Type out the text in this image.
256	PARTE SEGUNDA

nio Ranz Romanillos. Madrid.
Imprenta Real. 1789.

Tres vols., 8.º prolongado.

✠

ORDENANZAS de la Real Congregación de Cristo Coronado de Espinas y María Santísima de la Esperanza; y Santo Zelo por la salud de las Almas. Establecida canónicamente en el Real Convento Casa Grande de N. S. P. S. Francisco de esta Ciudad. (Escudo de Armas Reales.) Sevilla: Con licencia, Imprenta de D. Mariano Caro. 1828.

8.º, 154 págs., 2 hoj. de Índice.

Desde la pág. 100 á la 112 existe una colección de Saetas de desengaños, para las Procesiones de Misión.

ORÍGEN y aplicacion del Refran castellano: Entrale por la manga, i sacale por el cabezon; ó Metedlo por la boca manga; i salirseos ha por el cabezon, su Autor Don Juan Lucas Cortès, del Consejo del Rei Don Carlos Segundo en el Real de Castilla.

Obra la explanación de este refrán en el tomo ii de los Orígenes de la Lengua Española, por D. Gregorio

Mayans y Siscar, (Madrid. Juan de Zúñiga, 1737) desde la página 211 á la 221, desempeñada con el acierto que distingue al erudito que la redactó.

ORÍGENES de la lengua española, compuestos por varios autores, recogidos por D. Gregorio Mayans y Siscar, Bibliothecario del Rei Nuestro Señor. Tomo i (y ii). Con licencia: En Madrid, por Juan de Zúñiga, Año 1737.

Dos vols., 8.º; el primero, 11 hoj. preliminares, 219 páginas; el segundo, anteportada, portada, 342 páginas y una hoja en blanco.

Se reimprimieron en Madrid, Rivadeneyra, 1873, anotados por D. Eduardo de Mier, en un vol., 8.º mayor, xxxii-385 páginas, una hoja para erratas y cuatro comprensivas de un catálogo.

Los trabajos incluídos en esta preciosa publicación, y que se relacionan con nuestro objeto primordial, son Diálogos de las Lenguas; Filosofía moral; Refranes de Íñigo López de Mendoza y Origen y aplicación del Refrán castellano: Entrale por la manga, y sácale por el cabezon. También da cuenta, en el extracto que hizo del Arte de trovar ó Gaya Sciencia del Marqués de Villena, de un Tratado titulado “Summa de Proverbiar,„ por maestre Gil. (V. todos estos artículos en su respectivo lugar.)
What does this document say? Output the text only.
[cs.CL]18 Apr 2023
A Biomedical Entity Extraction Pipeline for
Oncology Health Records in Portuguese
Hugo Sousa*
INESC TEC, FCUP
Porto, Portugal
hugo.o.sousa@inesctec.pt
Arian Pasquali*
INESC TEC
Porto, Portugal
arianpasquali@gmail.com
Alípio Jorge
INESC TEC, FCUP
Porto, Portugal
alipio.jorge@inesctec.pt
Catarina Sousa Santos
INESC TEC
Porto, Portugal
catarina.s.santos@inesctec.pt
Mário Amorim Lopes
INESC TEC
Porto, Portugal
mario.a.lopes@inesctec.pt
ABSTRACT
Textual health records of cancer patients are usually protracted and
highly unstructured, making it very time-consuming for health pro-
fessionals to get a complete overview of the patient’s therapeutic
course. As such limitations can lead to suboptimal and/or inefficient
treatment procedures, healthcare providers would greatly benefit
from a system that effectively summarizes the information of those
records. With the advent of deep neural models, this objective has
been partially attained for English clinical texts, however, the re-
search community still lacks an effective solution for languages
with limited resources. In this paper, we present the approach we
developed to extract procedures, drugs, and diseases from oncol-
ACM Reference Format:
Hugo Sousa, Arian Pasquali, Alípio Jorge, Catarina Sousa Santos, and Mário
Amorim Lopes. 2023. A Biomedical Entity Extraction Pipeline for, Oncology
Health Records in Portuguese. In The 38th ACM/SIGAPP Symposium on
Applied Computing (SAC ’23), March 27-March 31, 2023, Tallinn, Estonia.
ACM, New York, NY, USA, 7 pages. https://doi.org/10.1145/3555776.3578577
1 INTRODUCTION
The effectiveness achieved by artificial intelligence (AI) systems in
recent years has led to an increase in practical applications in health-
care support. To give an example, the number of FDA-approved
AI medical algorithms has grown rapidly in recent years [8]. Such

-=-=-=-=-

> Try it: Which lines above include the word "recent"? Return each one.

> Solution for this problem:
recent years has led to an increase in practical applications in health-
AI medical algorithms has grown rapidly in recent years [8]. Such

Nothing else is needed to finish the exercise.